(Recorded data)
☆ ☆ ☆ ☆ ☆ ☆ ☆

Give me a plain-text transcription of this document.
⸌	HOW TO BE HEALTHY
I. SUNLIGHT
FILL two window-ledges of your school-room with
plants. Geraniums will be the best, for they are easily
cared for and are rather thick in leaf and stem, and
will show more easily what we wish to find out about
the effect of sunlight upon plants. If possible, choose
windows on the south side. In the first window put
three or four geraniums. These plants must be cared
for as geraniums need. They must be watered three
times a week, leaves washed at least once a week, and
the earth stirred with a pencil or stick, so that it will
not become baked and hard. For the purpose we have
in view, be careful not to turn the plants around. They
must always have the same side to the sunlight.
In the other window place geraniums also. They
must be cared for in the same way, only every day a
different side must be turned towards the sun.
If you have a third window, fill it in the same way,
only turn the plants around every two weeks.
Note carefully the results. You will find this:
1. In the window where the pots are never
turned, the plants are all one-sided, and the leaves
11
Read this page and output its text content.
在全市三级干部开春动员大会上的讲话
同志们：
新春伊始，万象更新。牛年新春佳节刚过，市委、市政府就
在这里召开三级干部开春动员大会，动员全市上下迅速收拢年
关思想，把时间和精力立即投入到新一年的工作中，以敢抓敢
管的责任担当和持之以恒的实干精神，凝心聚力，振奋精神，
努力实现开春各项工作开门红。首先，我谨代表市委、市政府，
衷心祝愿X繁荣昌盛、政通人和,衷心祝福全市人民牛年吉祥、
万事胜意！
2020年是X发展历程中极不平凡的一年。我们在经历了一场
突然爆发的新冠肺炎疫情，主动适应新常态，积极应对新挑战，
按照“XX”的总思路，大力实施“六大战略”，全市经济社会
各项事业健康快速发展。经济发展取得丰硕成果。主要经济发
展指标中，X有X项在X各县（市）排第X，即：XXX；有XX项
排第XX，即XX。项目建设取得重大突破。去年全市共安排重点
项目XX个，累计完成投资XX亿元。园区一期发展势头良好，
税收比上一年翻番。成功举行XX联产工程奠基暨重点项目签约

☆ ☆ ☆ ☆ ☆ ☆ ☆

- _Exercise brief_
Return each line among the entries that holds the word "this".

- _Output of the exercise_
Give me a plain-text transcription of this document.
Note carefully the results. You will find this:
Read this page and output its text content.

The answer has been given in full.